**Exercise description**.
Determine the number of lines holding the word "measured"; answer with that number only.

**Supplied data**.
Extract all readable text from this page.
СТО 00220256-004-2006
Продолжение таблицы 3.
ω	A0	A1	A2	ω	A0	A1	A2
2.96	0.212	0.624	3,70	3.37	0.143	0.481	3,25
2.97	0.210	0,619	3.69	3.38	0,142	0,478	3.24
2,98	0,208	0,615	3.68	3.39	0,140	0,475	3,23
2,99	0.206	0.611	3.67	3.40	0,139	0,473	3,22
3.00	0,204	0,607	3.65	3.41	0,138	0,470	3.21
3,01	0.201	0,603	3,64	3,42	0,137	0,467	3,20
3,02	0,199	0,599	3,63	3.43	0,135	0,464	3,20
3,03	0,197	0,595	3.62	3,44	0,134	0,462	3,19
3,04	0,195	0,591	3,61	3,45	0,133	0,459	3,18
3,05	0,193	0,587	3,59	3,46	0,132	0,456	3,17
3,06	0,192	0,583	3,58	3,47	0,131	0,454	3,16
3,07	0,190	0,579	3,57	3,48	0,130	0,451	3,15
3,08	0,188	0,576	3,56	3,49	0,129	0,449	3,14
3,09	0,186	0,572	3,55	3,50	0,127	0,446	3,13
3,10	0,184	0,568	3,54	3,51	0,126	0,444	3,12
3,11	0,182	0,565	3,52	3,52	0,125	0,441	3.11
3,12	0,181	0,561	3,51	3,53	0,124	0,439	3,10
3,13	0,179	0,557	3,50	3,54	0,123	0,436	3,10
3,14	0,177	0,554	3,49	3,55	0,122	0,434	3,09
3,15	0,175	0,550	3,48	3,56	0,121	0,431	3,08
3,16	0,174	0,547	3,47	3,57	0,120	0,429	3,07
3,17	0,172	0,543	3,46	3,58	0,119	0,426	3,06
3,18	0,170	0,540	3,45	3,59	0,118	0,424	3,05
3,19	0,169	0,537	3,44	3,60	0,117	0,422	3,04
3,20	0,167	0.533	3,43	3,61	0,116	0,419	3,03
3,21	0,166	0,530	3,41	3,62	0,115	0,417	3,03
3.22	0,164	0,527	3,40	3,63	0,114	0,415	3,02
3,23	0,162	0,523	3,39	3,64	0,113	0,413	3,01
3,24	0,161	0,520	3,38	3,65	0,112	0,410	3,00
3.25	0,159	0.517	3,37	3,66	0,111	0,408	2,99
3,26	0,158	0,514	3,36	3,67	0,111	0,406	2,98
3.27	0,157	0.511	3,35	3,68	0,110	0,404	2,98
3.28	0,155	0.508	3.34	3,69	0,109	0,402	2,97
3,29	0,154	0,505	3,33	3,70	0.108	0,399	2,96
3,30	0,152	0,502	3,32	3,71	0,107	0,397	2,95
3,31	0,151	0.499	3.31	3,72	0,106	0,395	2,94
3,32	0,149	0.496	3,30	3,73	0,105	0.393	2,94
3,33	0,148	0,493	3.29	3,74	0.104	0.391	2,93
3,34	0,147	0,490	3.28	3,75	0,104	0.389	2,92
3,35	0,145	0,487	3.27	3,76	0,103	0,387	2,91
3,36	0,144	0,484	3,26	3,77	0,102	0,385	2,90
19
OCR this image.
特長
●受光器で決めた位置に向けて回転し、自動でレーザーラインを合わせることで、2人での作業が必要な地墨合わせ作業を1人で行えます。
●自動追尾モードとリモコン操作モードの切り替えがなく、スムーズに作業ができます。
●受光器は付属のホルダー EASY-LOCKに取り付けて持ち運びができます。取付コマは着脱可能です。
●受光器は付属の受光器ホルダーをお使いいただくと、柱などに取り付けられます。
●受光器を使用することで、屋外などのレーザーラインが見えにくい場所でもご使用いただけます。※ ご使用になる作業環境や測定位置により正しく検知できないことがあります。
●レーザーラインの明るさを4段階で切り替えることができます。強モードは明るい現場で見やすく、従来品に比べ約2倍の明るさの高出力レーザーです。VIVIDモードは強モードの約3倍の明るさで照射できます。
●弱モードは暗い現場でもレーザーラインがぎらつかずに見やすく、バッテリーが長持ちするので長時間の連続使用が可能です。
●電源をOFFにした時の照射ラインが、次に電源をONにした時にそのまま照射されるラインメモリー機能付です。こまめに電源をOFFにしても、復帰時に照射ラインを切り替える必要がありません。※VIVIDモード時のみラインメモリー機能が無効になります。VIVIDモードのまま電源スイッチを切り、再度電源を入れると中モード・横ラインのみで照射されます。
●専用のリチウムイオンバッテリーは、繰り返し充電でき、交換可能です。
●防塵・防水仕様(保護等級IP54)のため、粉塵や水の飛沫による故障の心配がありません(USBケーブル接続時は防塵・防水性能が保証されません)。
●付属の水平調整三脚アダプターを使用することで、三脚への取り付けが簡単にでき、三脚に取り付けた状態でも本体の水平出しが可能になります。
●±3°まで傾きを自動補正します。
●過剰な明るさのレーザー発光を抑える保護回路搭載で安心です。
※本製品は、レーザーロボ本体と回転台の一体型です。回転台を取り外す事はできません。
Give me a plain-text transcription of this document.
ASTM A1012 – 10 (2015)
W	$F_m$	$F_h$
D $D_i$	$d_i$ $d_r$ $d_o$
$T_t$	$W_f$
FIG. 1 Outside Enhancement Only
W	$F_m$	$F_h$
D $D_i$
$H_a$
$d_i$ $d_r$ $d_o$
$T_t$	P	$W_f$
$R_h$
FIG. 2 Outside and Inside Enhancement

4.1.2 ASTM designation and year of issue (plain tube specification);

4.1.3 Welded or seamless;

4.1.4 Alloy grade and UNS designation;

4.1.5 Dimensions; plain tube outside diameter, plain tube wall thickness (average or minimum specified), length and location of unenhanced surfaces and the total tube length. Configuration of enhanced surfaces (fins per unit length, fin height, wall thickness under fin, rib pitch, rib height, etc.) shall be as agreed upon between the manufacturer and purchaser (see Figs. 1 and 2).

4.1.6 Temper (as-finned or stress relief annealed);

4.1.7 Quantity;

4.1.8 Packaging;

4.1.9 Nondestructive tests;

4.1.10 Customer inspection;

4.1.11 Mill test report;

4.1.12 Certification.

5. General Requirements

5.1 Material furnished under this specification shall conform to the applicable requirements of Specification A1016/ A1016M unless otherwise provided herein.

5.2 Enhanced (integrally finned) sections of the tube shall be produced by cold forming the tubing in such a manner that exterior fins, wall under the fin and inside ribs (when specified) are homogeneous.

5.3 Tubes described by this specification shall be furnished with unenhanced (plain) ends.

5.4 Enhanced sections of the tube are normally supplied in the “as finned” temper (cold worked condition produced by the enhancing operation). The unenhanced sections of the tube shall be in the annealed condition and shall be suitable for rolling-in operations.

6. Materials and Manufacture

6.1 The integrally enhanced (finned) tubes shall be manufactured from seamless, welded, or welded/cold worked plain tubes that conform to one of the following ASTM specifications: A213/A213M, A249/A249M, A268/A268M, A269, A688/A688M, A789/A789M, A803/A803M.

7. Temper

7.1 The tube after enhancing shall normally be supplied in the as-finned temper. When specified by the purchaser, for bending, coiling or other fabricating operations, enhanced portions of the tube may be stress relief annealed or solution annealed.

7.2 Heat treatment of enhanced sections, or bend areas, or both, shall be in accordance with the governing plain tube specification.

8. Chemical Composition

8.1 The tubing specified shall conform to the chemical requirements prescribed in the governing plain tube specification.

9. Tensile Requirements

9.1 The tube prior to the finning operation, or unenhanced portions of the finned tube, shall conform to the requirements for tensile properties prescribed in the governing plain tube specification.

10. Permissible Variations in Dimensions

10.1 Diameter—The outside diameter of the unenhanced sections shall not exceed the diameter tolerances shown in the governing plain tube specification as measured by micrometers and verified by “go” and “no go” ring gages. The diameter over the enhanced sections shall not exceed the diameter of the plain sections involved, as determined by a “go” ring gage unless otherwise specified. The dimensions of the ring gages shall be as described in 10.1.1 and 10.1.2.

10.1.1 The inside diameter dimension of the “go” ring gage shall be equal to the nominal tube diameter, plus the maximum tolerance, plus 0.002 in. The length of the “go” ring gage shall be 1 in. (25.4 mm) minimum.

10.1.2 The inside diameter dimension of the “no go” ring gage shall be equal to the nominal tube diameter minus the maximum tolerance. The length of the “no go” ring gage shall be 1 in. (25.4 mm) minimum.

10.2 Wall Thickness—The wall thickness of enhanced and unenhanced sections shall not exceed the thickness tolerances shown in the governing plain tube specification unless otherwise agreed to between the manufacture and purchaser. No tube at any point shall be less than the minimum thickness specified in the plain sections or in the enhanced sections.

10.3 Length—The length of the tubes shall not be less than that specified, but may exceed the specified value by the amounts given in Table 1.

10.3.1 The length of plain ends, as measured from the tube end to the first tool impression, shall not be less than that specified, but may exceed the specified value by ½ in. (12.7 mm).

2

**Solution to the problem**.
2